-- What is needed --
Without the pictures, set down the records below word for word.

-- Data in this exercise --
+-------+

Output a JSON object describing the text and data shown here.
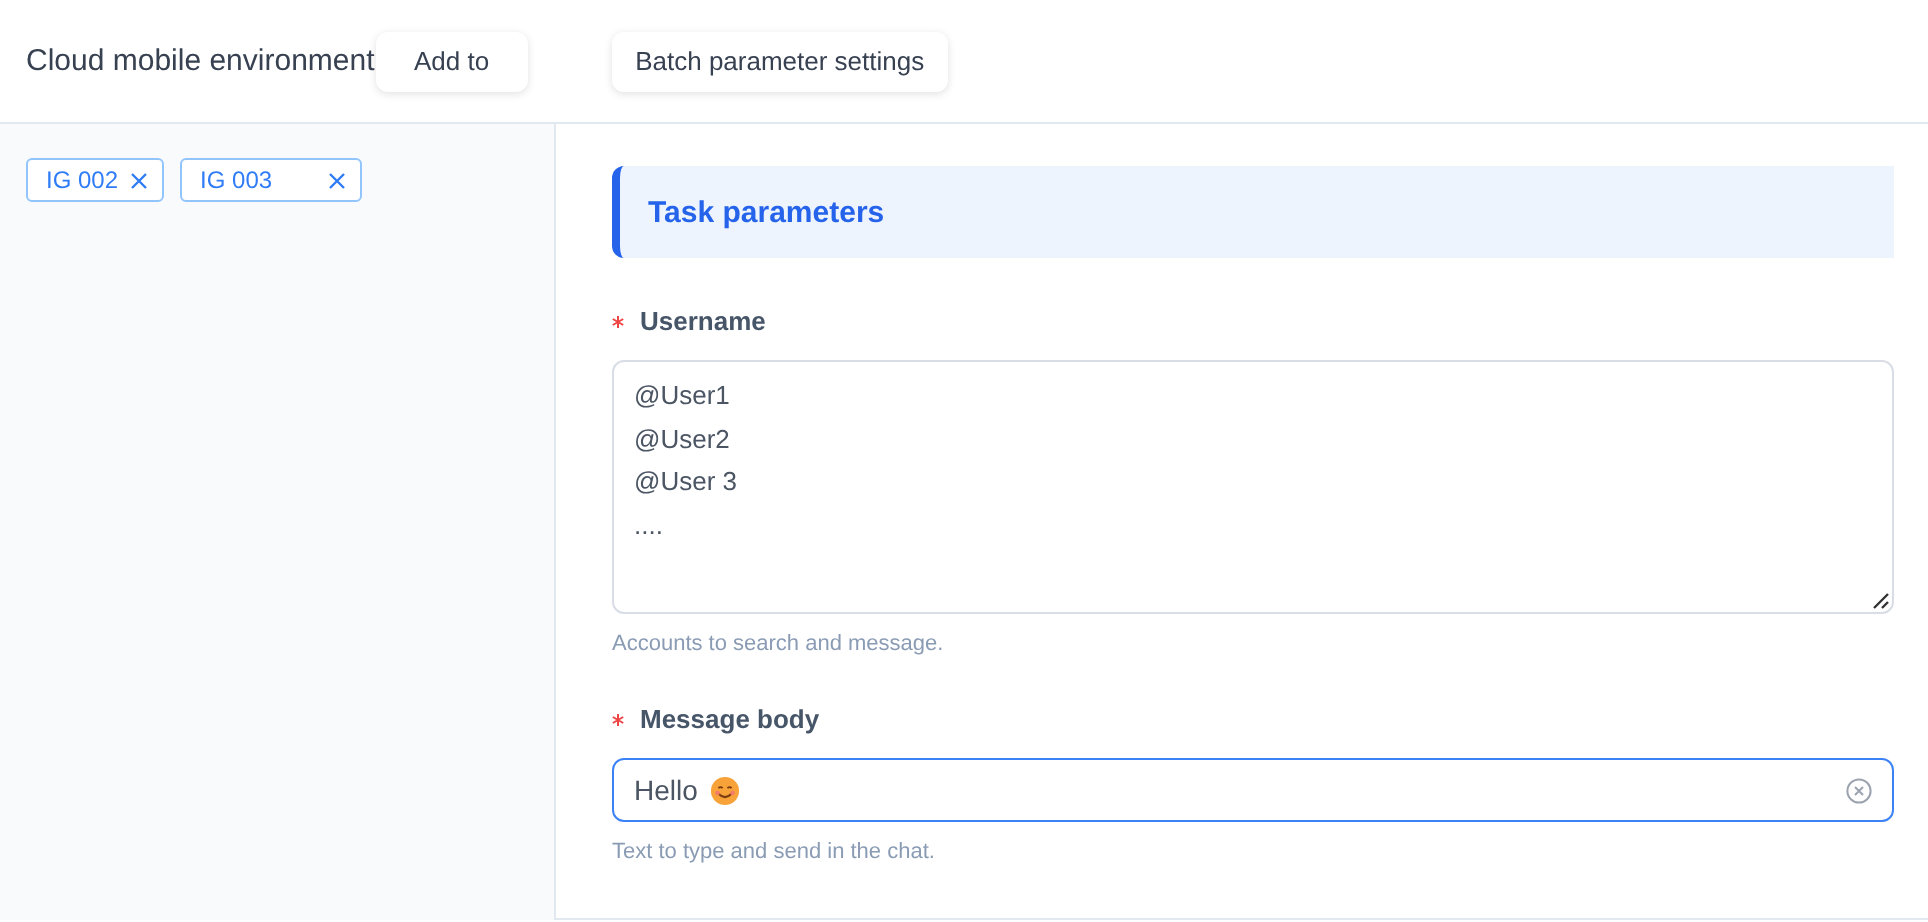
{
  "header": {
    "title": "Cloud mobile environment",
    "buttons": [
      "Add to",
      "Batch parameter settings"
    ]
  },
  "tags": [
    {
      "label": "IG 002",
      "wide": false
    },
    {
      "label": "IG 003",
      "wide": true
    }
  ],
  "section": {
    "title": "Task parameters"
  },
  "fields": [
    {
      "kind": "textarea",
      "label": "Username",
      "required": true,
      "lines": [
        "@User1",
        "@User2",
        "@User 3",
        "...."
      ],
      "help": "Accounts to search and message.",
      "focused": false
    },
    {
      "kind": "input",
      "label": "Message body",
      "required": true,
      "value": "Hello",
      "smiley": true,
      "clearable": true,
      "help": "Text to type and send in the chat.",
      "focused": true
    }
  ]
}
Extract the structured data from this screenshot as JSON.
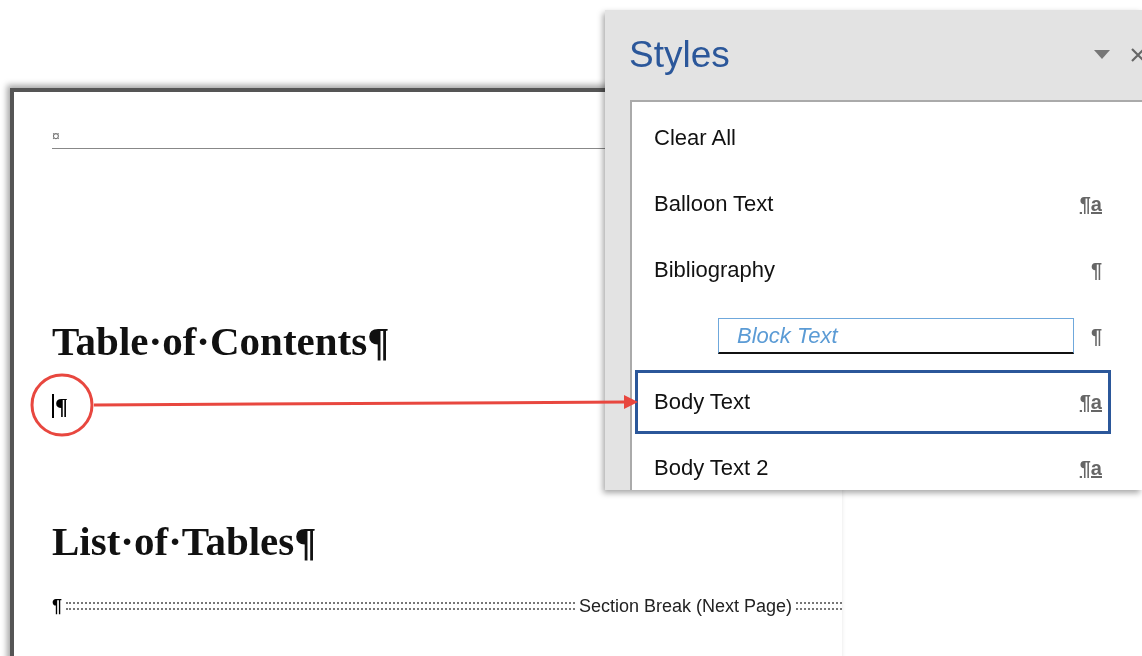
{
  "document": {
    "header_mark": "¤",
    "paragraphs": [
      {
        "kind": "heading",
        "text": "Table·of·Contents¶"
      },
      {
        "kind": "empty",
        "text": "¶",
        "cursor": true
      },
      {
        "kind": "heading",
        "text": "List·of·Tables¶"
      },
      {
        "kind": "section_break",
        "mark": "¶",
        "text": "Section Break (Next Page)"
      }
    ]
  },
  "styles_pane": {
    "title": "Styles",
    "items": [
      {
        "kind": "plain",
        "name": "Clear All",
        "selected": false
      },
      {
        "kind": "plain",
        "name": "Balloon Text",
        "mark": "¶a",
        "linked": true,
        "selected": false
      },
      {
        "kind": "plain",
        "name": "Bibliography",
        "mark": "¶",
        "linked": false,
        "selected": false
      },
      {
        "kind": "editing",
        "name": "Block Text",
        "mark": "¶",
        "linked": false,
        "selected": false
      },
      {
        "kind": "plain",
        "name": "Body Text",
        "mark": "¶a",
        "linked": true,
        "selected": true
      },
      {
        "kind": "plain",
        "name": "Body Text 2",
        "mark": "¶a",
        "linked": true,
        "selected": false
      }
    ]
  }
}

+-------+

-- Output of the exercise --
Output a JSON object describing the text and data shown here.
{
  "header": {
    "title": "Cloud mobile environment",
    "buttons": [
      "Add to",
      "Batch parameter settings"
    ]
  },
  "tags": [
    {
      "label": "IG 002",
      "wide": false
    },
    {
      "label": "IG 003",
      "wide": true
    }
  ],
  "section": {
    "title": "Task parameters"
  },
  "fields": [
    {
      "kind": "textarea",
      "label": "Username",
      "required": true,
      "lines": [
        "@User1",
        "@User2",
        "@User 3",
        "...."
      ],
      "help": "Accounts to search and message.",
      "focused": false
    },
    {
      "kind": "input",
      "label": "Message body",
      "required": true,
      "value": "Hello",
      "smiley": true,
      "clearable": true,
      "help": "Text to type and send in the chat.",
      "focused": true
    }
  ]
}
Extract the structured data from this screenshot as JSON.
{
  "document": {
    "header_mark": "¤",
    "paragraphs": [
      {
        "kind": "heading",
        "text": "Table·of·Contents¶"
      },
      {
        "kind": "empty",
        "text": "¶",
        "cursor": true
      },
      {
        "kind": "heading",
        "text": "List·of·Tables¶"
      },
      {
        "kind": "section_break",
        "mark": "¶",
        "text": "Section Break (Next Page)"
      }
    ]
  },
  "styles_pane": {
    "title": "Styles",
    "items": [
      {
        "kind": "plain",
        "name": "Clear All",
        "selected": false
      },
      {
        "kind": "plain",
        "name": "Balloon Text",
        "mark": "¶a",
        "linked": true,
        "selected": false
      },
      {
        "kind": "plain",
        "name": "Bibliography",
        "mark": "¶",
        "linked": false,
        "selected": false
      },
      {
        "kind": "editing",
        "name": "Block Text",
        "mark": "¶",
        "linked": false,
        "selected": false
      },
      {
        "kind": "plain",
        "name": "Body Text",
        "mark": "¶a",
        "linked": true,
        "selected": true
      },
      {
        "kind": "plain",
        "name": "Body Text 2",
        "mark": "¶a",
        "linked": true,
        "selected": false
      }
    ]
  }
}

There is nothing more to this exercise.